• [DO THIS]
Lines before the one containing "What's the underlying" are excluded; retype that line and all remaining lines of the material exactly.

───── PROVIDED MATERIAL ─────

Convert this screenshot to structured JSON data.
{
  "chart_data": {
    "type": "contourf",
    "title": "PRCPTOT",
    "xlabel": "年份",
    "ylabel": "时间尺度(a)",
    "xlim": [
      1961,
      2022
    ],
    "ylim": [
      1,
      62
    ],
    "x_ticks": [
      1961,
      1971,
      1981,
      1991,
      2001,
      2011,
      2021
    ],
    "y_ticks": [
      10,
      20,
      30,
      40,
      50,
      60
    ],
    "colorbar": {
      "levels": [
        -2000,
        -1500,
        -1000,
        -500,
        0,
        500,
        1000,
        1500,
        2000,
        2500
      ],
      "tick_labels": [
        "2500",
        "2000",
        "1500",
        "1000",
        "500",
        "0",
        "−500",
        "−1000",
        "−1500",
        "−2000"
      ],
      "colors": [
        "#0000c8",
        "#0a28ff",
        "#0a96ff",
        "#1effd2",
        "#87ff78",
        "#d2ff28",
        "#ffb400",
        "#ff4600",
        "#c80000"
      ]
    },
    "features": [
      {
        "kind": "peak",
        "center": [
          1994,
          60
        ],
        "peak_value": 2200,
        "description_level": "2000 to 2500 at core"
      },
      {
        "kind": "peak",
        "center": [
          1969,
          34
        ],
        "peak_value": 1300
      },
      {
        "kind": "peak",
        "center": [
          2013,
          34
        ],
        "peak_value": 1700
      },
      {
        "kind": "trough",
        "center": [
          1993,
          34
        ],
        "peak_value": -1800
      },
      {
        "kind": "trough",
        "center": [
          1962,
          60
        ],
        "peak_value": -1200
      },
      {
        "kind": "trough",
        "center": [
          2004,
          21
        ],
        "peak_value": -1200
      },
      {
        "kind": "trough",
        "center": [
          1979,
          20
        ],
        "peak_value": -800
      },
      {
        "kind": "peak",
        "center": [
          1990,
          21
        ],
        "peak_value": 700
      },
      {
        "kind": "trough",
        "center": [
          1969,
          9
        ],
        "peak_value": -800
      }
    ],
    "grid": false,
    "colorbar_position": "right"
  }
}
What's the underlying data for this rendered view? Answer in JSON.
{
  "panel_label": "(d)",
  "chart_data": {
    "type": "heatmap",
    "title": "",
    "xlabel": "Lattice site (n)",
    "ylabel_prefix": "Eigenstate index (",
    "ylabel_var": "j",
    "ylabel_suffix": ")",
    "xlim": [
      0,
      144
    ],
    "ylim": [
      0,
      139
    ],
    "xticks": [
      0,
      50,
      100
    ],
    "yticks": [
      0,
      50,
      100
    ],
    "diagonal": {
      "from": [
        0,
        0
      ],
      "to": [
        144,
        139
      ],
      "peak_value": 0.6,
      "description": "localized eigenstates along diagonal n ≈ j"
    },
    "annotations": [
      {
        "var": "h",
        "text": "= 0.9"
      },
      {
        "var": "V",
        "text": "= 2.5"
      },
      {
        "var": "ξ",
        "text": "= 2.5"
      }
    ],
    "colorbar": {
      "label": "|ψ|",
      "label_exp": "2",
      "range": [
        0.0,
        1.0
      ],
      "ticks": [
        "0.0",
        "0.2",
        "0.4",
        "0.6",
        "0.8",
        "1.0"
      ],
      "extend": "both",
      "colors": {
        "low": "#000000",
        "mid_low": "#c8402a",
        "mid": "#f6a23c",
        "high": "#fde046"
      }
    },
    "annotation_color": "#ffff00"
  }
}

─────

• [CORRECT ANSWER]
What's the underlying data for this rendered view? Answer in JSON.
{
  "panel_label": "(d)",
  "chart_data": {
    "type": "heatmap",
    "title": "",
    "xlabel": "Lattice site (n)",
    "ylabel_prefix": "Eigenstate index (",
    "ylabel_var": "j",
    "ylabel_suffix": ")",
    "xlim": [
      0,
      144
    ],
    "ylim": [
      0,
      139
    ],
    "xticks": [
      0,
      50,
      100
    ],
    "yticks": [
      0,
      50,
      100
    ],
    "diagonal": {
      "from": [
        0,
        0
      ],
      "to": [
        144,
        139
      ],
      "peak_value": 0.6,
      "description": "localized eigenstates along diagonal n ≈ j"
    },
    "annotations": [
      {
        "var": "h",
        "text": "= 0.9"
      },
      {
        "var": "V",
        "text": "= 2.5"
      },
      {
        "var": "ξ",
        "text": "= 2.5"
      }
    ],
    "colorbar": {
      "label": "|ψ|",
      "label_exp": "2",
      "range": [
        0.0,
        1.0
      ],
      "ticks": [
        "0.0",
        "0.2",
        "0.4",
        "0.6",
        "0.8",
        "1.0"
      ],
      "extend": "both",
      "colors": {
        "low": "#000000",
        "mid_low": "#c8402a",
        "mid": "#f6a23c",
        "high": "#fde046"
      }
    },
    "annotation_color": "#ffff00"
  }
}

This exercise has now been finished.